>>

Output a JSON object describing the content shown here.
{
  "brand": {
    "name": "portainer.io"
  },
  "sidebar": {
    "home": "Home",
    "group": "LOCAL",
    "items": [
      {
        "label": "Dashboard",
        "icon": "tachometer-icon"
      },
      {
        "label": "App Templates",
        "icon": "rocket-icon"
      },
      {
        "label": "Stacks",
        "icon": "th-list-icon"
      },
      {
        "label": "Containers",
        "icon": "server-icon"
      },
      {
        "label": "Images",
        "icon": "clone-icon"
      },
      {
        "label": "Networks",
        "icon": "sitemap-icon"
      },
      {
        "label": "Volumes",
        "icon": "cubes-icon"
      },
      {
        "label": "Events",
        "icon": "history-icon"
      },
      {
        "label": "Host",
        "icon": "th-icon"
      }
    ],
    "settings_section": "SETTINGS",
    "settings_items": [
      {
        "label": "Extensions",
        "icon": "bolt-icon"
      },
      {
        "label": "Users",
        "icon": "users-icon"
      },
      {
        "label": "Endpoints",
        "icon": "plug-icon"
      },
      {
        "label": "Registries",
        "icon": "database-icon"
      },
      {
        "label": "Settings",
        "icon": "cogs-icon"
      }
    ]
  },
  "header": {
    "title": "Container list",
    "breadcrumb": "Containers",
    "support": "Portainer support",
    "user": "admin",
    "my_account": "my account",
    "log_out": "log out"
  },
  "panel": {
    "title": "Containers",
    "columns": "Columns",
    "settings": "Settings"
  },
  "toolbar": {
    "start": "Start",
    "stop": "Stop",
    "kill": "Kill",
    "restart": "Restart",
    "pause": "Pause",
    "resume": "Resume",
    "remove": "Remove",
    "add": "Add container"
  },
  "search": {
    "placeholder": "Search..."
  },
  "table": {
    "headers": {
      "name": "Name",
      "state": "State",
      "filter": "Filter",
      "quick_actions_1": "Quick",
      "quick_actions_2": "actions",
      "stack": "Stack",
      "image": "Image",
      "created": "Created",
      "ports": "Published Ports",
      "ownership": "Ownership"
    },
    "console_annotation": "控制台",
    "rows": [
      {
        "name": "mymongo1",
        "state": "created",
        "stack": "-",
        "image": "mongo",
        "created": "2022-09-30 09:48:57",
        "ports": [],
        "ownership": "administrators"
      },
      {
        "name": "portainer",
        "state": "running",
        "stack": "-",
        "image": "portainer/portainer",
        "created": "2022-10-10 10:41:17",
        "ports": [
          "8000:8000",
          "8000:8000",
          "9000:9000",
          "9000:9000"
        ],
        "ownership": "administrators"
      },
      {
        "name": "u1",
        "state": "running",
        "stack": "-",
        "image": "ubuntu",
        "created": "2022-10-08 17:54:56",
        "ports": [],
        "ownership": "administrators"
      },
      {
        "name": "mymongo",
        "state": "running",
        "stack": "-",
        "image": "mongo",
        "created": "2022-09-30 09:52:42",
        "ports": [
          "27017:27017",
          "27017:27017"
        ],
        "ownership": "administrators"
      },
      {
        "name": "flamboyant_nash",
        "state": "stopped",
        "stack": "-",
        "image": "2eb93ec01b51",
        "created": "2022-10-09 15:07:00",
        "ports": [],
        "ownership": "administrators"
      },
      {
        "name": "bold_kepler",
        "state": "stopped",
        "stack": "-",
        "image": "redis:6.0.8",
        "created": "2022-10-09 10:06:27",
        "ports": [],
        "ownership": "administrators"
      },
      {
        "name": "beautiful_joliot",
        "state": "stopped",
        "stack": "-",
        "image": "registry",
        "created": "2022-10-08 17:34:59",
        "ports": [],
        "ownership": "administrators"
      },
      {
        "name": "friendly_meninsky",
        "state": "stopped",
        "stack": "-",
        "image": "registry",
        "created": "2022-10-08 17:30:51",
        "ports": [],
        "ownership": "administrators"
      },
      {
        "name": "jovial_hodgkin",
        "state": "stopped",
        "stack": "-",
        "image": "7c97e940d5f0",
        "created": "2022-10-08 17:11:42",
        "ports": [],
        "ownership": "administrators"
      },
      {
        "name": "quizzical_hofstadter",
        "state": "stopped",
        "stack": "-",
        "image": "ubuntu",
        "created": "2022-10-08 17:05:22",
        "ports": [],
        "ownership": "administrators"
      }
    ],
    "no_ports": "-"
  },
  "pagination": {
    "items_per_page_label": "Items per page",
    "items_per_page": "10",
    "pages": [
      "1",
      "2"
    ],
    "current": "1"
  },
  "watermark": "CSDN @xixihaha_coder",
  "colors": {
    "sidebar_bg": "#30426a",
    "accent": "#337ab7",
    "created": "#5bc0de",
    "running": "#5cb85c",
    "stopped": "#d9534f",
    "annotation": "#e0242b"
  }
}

<<
>>

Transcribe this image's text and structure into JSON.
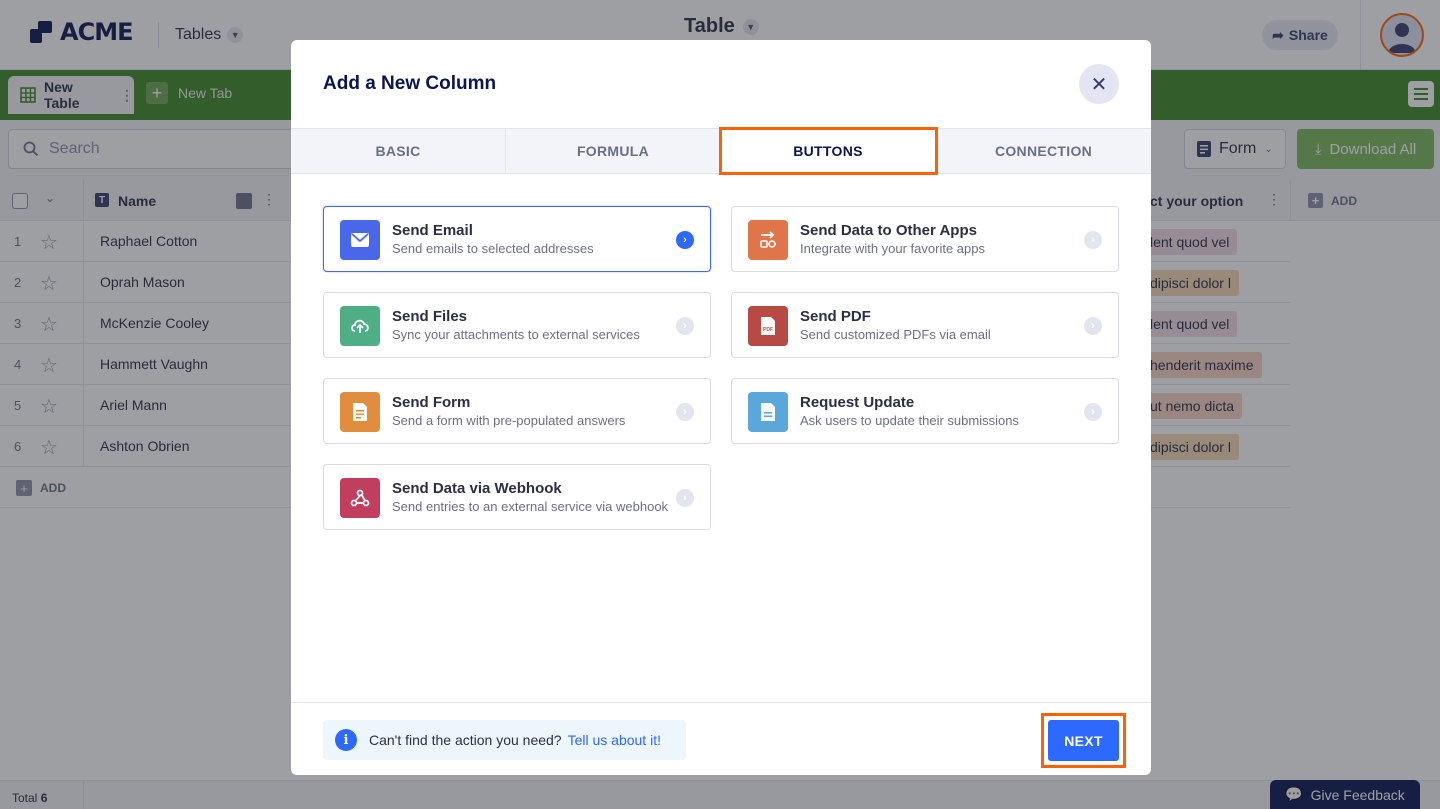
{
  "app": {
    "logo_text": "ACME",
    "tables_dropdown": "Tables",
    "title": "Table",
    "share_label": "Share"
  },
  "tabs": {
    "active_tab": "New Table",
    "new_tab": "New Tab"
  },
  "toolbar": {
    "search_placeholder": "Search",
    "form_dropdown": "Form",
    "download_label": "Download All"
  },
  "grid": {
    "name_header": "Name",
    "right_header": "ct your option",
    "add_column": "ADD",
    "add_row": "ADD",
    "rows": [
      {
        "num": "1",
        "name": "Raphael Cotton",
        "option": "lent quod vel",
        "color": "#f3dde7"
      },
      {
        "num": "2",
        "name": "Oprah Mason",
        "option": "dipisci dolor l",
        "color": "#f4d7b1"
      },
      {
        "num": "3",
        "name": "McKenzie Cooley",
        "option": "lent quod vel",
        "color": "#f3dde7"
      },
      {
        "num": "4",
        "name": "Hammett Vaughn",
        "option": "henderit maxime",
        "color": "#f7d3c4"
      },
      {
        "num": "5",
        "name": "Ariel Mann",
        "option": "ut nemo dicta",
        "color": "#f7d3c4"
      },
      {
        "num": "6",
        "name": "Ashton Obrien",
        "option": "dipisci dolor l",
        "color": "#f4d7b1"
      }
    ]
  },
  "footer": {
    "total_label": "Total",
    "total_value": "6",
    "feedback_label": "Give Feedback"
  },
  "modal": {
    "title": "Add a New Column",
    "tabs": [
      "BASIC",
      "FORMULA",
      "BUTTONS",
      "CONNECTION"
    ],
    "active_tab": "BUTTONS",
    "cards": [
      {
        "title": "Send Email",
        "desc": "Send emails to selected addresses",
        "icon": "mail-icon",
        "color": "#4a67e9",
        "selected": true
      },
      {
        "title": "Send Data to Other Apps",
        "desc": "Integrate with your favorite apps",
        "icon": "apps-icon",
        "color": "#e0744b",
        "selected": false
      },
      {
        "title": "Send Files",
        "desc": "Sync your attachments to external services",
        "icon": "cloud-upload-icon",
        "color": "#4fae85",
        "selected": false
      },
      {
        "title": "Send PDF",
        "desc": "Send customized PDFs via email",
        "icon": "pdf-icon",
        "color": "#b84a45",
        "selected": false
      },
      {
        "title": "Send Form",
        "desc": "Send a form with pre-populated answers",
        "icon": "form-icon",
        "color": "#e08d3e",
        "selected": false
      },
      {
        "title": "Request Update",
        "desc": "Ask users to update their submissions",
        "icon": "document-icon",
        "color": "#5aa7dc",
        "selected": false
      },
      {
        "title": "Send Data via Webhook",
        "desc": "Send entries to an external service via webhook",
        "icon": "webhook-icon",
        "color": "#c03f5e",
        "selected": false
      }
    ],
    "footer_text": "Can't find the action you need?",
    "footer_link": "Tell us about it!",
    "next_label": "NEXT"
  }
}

<<

- _Instruction_: Search the entries for the word "your", then gather every line that has it.

- _Task answer_:
    "right_header": "ct your option",
        "desc": "Integrate with your favorite apps",
        "desc": "Sync your attachments to external services",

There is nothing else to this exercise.